--- Rows ---
================
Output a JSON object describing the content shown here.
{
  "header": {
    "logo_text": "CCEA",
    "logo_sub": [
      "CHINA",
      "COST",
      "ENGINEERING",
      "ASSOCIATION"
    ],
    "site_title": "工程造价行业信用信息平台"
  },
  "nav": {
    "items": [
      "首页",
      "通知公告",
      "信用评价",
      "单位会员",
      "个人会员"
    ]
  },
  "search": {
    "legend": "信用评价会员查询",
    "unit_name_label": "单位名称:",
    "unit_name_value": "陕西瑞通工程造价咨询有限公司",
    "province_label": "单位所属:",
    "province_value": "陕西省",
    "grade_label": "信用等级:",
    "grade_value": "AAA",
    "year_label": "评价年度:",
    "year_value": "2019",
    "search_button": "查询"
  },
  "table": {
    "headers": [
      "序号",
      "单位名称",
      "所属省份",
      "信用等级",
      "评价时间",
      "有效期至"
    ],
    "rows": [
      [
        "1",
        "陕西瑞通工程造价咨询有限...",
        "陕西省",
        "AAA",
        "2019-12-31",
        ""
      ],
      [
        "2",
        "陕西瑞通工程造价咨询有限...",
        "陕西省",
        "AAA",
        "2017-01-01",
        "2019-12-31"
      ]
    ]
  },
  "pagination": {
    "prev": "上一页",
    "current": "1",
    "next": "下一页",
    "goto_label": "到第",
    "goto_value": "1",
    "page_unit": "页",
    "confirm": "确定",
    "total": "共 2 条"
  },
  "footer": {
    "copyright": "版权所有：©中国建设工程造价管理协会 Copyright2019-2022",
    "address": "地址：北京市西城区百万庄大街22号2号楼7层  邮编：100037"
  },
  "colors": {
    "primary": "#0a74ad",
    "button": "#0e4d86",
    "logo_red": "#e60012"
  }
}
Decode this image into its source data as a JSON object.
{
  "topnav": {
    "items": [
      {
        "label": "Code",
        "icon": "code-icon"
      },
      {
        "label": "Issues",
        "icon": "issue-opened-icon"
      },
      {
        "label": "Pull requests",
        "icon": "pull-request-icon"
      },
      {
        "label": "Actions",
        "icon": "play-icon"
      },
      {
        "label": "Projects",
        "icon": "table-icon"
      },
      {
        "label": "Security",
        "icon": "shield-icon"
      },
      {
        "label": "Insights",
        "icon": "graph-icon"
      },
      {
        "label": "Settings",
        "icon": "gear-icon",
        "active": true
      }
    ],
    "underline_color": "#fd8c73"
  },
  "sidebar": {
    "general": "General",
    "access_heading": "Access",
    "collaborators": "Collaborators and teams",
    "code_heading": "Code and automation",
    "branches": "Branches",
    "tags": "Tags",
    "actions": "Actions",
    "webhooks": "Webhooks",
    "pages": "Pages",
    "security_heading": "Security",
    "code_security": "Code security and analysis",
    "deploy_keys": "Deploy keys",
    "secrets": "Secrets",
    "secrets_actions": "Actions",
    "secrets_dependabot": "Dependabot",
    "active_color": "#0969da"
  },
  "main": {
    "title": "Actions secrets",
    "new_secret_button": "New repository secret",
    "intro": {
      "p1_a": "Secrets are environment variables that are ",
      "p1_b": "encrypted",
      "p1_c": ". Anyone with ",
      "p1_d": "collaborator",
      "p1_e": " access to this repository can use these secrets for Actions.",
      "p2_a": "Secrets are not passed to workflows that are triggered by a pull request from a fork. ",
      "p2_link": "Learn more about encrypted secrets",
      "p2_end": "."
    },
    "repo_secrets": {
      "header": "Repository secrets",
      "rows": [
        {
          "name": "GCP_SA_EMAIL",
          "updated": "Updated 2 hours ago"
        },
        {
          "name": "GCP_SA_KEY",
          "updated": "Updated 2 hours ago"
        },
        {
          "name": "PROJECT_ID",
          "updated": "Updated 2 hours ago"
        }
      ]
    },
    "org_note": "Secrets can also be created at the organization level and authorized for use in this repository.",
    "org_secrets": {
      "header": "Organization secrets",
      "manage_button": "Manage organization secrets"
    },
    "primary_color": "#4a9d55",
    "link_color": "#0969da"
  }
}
================
--- Task goal ---
Output each entry precisely as given.

--- Answer in full ---
Output a JSON object describing the content shown here.
{
  "header": {
    "logo_text": "CCEA",
    "logo_sub": [
      "CHINA",
      "COST",
      "ENGINEERING",
      "ASSOCIATION"
    ],
    "site_title": "工程造价行业信用信息平台"
  },
  "nav": {
    "items": [
      "首页",
      "通知公告",
      "信用评价",
      "单位会员",
      "个人会员"
    ]
  },
  "search": {
    "legend": "信用评价会员查询",
    "unit_name_label": "单位名称:",
    "unit_name_value": "陕西瑞通工程造价咨询有限公司",
    "province_label": "单位所属:",
    "province_value": "陕西省",
    "grade_label": "信用等级:",
    "grade_value": "AAA",
    "year_label": "评价年度:",
    "year_value": "2019",
    "search_button": "查询"
  },
  "table": {
    "headers": [
      "序号",
      "单位名称",
      "所属省份",
      "信用等级",
      "评价时间",
      "有效期至"
    ],
    "rows": [
      [
        "1",
        "陕西瑞通工程造价咨询有限...",
        "陕西省",
        "AAA",
        "2019-12-31",
        ""
      ],
      [
        "2",
        "陕西瑞通工程造价咨询有限...",
        "陕西省",
        "AAA",
        "2017-01-01",
        "2019-12-31"
      ]
    ]
  },
  "pagination": {
    "prev": "上一页",
    "current": "1",
    "next": "下一页",
    "goto_label": "到第",
    "goto_value": "1",
    "page_unit": "页",
    "confirm": "确定",
    "total": "共 2 条"
  },
  "footer": {
    "copyright": "版权所有：©中国建设工程造价管理协会 Copyright2019-2022",
    "address": "地址：北京市西城区百万庄大街22号2号楼7层  邮编：100037"
  },
  "colors": {
    "primary": "#0a74ad",
    "button": "#0e4d86",
    "logo_red": "#e60012"
  }
}
Decode this image into its source data as a JSON object.
{
  "topnav": {
    "items": [
      {
        "label": "Code",
        "icon": "code-icon"
      },
      {
        "label": "Issues",
        "icon": "issue-opened-icon"
      },
      {
        "label": "Pull requests",
        "icon": "pull-request-icon"
      },
      {
        "label": "Actions",
        "icon": "play-icon"
      },
      {
        "label": "Projects",
        "icon": "table-icon"
      },
      {
        "label": "Security",
        "icon": "shield-icon"
      },
      {
        "label": "Insights",
        "icon": "graph-icon"
      },
      {
        "label": "Settings",
        "icon": "gear-icon",
        "active": true
      }
    ],
    "underline_color": "#fd8c73"
  },
  "sidebar": {
    "general": "General",
    "access_heading": "Access",
    "collaborators": "Collaborators and teams",
    "code_heading": "Code and automation",
    "branches": "Branches",
    "tags": "Tags",
    "actions": "Actions",
    "webhooks": "Webhooks",
    "pages": "Pages",
    "security_heading": "Security",
    "code_security": "Code security and analysis",
    "deploy_keys": "Deploy keys",
    "secrets": "Secrets",
    "secrets_actions": "Actions",
    "secrets_dependabot": "Dependabot",
    "active_color": "#0969da"
  },
  "main": {
    "title": "Actions secrets",
    "new_secret_button": "New repository secret",
    "intro": {
      "p1_a": "Secrets are environment variables that are ",
      "p1_b": "encrypted",
      "p1_c": ". Anyone with ",
      "p1_d": "collaborator",
      "p1_e": " access to this repository can use these secrets for Actions.",
      "p2_a": "Secrets are not passed to workflows that are triggered by a pull request from a fork. ",
      "p2_link": "Learn more about encrypted secrets",
      "p2_end": "."
    },
    "repo_secrets": {
      "header": "Repository secrets",
      "rows": [
        {
          "name": "GCP_SA_EMAIL",
          "updated": "Updated 2 hours ago"
        },
        {
          "name": "GCP_SA_KEY",
          "updated": "Updated 2 hours ago"
        },
        {
          "name": "PROJECT_ID",
          "updated": "Updated 2 hours ago"
        }
      ]
    },
    "org_note": "Secrets can also be created at the organization level and authorized for use in this repository.",
    "org_secrets": {
      "header": "Organization secrets",
      "manage_button": "Manage organization secrets"
    },
    "primary_color": "#4a9d55",
    "link_color": "#0969da"
  }
}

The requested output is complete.